# Analysis - Show Linear functions are uniformly Continuous

1. Jan 12, 2014

### dkotschessaa

1. The problem statement, all variables and given/known data

Suppose f:R->R is a linear function. Prove from the definition that f is uniformly continuous on R.

2. Relevant equations

Epsilon delta definition of uniform continuity: A function f:X->Y is called uniformly continuous if $\forall\epsilon$>0 ∃x st. dx(f(P),(Q))<δ→ dy

3. The attempt at a solution

I found this easier than I expected, so of course that makes me think I'm wrong. Also I'm not sure about the placement of the absolute value signs near the end.

let σ=f-1(ε)

|p-q|<σ→|p-q|<f-1ε → f(|p-q|)≤|f(p)-f(q)| < ε

Where f(|p-q|)≤|f(p)-f(q)| is due to the linearity of f.
1. The problem statement, all variables and given/known data

2. Relevant equations

3. The attempt at a solution

2. Jan 12, 2014

### pasmith

What are $P$, $Q$, $d_x$ and $d_y$?

### Task set:
**a.** Reproduce the section of the forum thread on uniform continuity that begins with the words containing "Epsilon delta definition" and ends with "let σ=f-1(ε)".
**b.** Continue the forum thread on uniform continuity from its final line.
The material that comes after this point is separate from the forum thread above.

### Provided information:
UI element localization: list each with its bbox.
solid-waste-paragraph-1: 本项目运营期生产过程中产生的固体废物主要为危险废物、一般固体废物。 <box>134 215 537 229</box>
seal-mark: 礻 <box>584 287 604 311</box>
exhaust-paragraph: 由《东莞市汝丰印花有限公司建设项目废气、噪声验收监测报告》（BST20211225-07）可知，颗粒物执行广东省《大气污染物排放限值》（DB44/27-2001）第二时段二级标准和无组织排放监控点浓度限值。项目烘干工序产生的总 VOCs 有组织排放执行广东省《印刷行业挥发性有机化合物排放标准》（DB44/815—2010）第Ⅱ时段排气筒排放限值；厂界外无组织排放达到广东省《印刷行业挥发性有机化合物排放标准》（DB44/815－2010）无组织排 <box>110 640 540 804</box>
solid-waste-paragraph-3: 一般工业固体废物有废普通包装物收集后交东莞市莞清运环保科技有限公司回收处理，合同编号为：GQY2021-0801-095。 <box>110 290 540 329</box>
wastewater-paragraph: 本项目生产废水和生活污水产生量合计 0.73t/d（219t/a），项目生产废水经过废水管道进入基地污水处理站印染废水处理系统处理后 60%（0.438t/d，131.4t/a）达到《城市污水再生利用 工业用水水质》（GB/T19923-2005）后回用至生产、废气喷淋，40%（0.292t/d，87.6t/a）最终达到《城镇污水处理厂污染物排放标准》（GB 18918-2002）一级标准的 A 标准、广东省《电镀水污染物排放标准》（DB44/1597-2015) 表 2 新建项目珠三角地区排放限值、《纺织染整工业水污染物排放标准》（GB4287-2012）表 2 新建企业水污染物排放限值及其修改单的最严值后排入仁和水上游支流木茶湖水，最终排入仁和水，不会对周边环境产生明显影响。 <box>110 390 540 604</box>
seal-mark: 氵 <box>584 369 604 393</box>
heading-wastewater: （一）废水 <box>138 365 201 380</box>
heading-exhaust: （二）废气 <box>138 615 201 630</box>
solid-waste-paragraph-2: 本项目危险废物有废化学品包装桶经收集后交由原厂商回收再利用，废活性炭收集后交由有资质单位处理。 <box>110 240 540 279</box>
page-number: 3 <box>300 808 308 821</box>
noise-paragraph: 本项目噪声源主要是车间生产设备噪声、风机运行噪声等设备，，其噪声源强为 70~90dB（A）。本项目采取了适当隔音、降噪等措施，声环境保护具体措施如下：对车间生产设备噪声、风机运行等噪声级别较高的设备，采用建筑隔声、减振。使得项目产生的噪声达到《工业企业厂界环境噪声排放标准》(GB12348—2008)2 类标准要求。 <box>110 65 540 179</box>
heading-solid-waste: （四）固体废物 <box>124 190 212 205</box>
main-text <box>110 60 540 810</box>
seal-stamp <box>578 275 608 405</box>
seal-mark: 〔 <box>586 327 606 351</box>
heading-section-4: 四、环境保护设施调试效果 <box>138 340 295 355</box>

### The results:
**a.**
Epsilon delta definition of uniform continuity: A function f:X->Y is called uniformly continuous if $\forall\epsilon$>0 ∃x st. dx(f(P),(Q))<δ→ dy

3. The attempt at a solution

I found this easier than I expected, so of course that makes me think I'm wrong. Also I'm not sure about the placement of the absolute value signs near the end.

let σ=f-1(ε)

**b.**
The definition of uniform continuity for real functions is that $f$ is uniformly continuous on $U \subset \mathbb{R}$ if and only if for all $\epsilon > 0$ there exists a $\delta > 0$ such that for all $x \in U$ and all $y \in U$, if $|x - y| < \delta$ then $|f(x) - f(y)| < \epsilon$.

This step is not justified, since constant functions are linear but not invertible.

If $f: \mathbb{R} \to \mathbb{R}$ is linear, then you must have $f: x \mapsto ax + b$ for some $a \in \mathbb{R}$ and $b \in \mathbb{R}$.

Now calculate $|f(x) - f(y)|$.